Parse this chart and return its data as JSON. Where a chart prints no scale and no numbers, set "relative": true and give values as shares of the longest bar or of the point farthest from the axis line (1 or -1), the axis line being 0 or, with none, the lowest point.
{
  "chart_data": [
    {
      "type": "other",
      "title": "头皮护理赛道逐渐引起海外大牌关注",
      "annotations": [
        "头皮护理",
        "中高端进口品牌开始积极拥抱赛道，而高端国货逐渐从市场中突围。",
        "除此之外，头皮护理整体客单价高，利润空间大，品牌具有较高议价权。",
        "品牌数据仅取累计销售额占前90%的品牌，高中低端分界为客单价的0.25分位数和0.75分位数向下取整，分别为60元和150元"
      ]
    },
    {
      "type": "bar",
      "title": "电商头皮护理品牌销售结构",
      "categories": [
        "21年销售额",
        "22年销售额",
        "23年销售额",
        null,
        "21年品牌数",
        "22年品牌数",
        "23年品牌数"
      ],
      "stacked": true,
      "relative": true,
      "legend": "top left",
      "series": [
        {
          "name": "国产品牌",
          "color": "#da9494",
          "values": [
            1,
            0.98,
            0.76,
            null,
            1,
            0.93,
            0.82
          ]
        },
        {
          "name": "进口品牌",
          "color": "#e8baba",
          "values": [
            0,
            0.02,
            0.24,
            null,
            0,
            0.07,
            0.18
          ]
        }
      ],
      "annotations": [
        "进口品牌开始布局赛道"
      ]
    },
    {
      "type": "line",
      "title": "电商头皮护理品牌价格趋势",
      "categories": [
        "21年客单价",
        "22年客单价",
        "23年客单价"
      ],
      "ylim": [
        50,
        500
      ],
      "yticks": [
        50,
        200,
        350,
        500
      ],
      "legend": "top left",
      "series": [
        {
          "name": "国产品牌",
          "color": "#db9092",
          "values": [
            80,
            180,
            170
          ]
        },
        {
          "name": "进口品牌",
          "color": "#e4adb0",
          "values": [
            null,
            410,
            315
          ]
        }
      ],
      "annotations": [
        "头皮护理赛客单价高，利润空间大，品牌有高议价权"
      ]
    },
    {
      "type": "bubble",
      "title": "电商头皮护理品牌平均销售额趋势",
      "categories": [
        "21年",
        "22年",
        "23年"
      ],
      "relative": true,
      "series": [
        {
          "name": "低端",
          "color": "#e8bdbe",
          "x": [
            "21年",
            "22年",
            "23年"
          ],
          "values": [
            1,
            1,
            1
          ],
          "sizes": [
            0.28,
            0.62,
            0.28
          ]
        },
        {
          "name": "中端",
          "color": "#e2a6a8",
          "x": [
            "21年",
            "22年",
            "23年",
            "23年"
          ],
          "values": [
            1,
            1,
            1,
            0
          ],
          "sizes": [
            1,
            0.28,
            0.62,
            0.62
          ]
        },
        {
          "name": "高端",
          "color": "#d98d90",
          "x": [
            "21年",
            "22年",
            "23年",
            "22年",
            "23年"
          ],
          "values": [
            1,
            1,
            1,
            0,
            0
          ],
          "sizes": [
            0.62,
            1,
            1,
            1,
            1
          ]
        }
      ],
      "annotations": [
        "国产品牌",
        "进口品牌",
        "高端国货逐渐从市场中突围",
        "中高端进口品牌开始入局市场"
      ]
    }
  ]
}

▬▬▬▬▬▬▬▬▬▬

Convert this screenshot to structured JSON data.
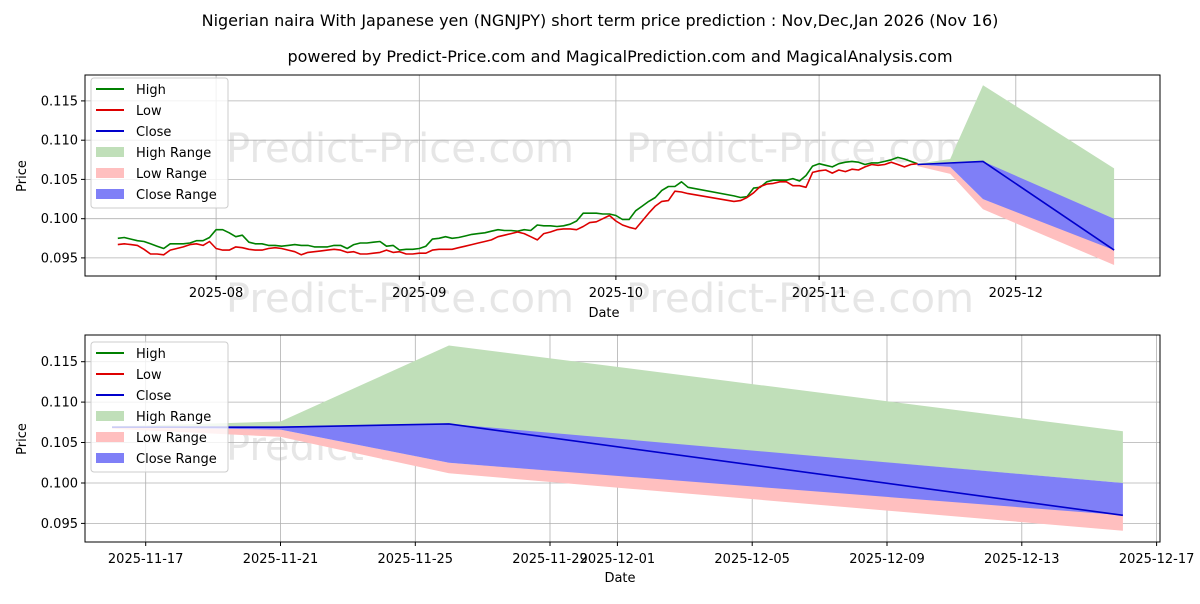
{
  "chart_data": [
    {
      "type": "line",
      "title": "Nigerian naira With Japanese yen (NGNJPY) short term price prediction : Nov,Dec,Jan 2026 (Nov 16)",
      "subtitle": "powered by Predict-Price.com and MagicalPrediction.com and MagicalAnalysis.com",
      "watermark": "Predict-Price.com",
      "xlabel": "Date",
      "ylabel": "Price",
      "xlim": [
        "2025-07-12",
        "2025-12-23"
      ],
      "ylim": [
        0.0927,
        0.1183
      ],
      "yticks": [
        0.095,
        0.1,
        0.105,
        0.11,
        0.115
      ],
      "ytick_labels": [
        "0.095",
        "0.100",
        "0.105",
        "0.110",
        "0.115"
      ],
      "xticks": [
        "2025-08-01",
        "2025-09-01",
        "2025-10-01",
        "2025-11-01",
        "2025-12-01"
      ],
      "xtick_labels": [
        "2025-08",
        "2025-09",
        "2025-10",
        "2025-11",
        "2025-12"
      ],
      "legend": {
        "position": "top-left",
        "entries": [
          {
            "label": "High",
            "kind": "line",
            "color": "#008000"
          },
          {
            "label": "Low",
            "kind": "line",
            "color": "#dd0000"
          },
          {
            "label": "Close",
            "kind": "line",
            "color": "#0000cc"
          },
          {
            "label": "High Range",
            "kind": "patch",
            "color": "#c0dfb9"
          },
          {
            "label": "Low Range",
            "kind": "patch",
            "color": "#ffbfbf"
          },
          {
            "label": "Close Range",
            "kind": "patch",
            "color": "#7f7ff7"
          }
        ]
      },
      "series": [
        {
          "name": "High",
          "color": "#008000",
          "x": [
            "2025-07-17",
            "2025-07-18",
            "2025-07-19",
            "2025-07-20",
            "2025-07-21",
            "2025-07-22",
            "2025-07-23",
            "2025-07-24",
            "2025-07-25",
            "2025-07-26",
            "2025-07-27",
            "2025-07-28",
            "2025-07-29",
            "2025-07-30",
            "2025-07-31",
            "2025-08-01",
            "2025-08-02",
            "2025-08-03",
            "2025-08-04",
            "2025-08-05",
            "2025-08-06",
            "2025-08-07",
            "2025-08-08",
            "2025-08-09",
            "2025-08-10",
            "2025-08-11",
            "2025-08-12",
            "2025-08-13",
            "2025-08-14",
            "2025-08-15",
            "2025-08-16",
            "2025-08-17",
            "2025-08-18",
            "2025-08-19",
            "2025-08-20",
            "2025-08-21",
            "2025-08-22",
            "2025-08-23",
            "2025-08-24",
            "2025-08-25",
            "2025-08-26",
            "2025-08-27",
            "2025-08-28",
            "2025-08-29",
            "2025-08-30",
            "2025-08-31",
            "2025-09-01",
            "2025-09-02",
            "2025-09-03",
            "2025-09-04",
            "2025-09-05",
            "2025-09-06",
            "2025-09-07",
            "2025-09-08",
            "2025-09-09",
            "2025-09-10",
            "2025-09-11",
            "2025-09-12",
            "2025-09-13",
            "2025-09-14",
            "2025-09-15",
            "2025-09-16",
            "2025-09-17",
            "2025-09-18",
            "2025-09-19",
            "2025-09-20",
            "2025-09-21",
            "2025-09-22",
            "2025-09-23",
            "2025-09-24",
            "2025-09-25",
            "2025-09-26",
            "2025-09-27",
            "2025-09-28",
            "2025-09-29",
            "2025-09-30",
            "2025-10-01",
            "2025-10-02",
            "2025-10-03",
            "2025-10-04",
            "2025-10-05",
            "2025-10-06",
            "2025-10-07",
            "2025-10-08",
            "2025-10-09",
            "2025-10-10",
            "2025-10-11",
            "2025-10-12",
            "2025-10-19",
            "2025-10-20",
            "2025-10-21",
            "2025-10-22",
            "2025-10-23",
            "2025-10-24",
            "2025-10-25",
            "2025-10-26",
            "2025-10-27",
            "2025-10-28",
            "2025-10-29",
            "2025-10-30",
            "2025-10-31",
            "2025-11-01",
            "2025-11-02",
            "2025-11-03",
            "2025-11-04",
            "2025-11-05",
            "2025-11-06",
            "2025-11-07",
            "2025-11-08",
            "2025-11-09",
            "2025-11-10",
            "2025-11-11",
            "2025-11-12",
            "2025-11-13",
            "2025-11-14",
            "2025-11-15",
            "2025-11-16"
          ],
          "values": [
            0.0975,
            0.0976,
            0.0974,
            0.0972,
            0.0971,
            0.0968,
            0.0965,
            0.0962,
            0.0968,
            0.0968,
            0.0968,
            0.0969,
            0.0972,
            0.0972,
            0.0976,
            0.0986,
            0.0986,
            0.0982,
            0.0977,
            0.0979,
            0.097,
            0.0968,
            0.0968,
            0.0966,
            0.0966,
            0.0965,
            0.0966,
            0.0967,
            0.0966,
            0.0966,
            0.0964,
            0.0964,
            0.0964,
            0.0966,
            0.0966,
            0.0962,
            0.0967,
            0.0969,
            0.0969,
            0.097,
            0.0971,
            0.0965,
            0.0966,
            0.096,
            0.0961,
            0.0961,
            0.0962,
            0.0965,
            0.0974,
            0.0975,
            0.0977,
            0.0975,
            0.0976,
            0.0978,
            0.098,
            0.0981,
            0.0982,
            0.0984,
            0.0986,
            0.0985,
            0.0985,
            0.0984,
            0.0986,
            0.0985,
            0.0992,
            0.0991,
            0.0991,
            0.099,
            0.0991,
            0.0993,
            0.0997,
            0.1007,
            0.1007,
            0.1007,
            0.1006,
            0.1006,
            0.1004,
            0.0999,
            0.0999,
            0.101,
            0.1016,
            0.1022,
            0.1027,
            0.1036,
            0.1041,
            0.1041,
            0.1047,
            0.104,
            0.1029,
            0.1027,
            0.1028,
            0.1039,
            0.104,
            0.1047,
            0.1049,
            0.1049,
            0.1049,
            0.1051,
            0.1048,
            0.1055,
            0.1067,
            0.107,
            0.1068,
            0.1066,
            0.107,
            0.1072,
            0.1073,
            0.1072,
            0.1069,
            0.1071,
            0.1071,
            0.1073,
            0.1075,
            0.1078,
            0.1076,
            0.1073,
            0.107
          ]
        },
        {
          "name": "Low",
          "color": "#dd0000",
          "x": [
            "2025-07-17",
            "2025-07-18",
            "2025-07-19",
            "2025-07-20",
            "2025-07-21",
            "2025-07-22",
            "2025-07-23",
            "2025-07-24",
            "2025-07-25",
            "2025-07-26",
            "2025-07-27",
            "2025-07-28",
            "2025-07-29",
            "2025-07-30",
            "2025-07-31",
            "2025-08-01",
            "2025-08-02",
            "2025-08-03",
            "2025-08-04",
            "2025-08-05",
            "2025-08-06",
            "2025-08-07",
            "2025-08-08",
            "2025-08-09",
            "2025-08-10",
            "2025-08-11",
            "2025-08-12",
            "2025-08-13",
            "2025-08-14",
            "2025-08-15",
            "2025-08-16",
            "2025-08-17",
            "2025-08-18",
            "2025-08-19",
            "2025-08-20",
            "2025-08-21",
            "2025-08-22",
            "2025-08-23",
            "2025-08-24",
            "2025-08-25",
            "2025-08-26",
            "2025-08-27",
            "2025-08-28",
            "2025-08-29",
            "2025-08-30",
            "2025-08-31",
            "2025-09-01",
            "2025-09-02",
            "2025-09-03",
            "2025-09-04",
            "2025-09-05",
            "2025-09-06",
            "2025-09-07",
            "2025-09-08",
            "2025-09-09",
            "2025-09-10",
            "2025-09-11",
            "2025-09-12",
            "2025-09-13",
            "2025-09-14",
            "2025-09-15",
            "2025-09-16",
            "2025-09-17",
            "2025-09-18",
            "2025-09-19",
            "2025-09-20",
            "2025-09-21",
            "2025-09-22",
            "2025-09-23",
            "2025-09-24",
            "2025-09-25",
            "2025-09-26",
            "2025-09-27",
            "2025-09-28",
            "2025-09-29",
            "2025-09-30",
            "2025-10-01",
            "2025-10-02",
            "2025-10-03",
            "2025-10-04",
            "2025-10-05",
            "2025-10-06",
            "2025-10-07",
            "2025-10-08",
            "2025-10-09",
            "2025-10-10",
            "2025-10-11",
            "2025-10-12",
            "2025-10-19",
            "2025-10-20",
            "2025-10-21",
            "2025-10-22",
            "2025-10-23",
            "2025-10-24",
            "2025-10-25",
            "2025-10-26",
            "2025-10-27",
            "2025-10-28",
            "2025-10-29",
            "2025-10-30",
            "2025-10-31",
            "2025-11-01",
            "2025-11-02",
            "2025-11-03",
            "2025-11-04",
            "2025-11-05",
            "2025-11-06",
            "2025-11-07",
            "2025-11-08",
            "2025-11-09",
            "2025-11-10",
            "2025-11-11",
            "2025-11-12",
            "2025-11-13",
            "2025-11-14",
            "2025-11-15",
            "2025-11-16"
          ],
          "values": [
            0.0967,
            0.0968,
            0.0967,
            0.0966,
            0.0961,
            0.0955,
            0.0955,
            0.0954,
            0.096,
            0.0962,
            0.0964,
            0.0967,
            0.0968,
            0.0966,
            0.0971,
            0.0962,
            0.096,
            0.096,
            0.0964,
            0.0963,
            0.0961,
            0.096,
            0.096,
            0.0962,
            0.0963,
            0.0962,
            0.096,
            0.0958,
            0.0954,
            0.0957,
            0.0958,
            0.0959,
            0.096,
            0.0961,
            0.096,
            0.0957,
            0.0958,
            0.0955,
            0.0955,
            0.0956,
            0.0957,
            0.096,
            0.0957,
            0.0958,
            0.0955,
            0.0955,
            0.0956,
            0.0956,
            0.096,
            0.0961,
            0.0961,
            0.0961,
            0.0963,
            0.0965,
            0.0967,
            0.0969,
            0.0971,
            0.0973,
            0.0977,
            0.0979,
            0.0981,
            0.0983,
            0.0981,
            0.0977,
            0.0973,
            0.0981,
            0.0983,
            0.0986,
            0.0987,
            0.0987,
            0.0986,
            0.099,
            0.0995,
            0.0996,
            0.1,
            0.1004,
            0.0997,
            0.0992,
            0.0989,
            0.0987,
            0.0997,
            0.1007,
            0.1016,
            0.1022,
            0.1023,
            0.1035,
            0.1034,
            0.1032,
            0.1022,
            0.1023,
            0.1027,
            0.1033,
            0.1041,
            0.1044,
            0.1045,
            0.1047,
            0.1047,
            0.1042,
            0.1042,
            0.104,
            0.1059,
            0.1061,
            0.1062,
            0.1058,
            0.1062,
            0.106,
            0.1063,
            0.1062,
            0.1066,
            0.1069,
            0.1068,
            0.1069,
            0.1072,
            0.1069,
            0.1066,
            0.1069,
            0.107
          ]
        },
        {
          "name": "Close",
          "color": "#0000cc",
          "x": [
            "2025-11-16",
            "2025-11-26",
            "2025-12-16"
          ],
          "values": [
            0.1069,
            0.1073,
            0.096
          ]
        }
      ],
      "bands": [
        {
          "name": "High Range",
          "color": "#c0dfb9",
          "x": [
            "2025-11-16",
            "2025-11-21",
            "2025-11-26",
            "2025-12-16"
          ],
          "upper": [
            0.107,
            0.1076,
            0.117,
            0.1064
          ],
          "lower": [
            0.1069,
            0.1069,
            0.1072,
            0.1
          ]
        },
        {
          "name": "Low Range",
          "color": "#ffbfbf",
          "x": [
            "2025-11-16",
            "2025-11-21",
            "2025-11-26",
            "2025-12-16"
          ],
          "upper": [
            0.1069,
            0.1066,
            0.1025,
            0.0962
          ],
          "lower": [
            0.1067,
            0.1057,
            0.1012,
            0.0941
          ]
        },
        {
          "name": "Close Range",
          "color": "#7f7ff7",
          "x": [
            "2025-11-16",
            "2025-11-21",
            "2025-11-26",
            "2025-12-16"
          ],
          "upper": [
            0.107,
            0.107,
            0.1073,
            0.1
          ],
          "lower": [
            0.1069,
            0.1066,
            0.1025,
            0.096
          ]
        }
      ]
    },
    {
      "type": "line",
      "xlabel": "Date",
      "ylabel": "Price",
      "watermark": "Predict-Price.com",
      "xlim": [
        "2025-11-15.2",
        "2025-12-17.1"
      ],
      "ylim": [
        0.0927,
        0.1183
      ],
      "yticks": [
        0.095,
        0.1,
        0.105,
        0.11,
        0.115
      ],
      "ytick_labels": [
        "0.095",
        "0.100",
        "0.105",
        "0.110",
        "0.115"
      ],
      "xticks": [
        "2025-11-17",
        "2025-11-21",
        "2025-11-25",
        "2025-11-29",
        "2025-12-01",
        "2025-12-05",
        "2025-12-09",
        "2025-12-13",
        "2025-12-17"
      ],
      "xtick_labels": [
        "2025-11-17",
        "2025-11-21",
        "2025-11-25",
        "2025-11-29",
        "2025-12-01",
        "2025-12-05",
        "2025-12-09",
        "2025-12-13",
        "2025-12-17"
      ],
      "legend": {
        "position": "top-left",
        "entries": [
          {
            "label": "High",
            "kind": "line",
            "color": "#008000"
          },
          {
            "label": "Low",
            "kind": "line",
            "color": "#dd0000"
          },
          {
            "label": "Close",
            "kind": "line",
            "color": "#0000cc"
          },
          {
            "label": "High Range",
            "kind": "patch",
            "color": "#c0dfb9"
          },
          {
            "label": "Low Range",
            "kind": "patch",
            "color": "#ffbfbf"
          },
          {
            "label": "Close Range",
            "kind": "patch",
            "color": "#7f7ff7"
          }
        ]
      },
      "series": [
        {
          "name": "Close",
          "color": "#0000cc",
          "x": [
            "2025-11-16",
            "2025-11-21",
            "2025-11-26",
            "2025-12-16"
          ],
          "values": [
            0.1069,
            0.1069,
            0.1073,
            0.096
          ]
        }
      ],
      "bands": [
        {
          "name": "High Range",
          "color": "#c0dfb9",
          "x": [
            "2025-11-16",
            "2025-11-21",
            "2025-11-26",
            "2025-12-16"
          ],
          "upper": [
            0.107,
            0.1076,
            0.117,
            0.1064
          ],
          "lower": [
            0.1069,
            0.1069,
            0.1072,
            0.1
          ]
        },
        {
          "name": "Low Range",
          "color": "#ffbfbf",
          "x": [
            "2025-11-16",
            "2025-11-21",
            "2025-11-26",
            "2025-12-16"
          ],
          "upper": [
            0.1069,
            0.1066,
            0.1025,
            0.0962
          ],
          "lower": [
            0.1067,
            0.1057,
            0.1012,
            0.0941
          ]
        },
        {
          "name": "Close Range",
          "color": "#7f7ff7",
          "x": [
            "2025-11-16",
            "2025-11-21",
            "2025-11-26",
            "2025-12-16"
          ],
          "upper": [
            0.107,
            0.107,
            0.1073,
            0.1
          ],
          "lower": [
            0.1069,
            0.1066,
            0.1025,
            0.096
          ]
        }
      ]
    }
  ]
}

▬▬▬▬▬▬▬▬▬▬

Extract all lines of the records above that include "this".

EXERCISE RESPONSE:
Parse this chart and return its data as JSON. Where a chart prints no scale and no numbers, set "relative": true and give values as shares of the longest bar or of the point farthest from the axis line (1 or -1), the axis line being 0 or, with none, the lowest point.
Convert this screenshot to structured JSON data.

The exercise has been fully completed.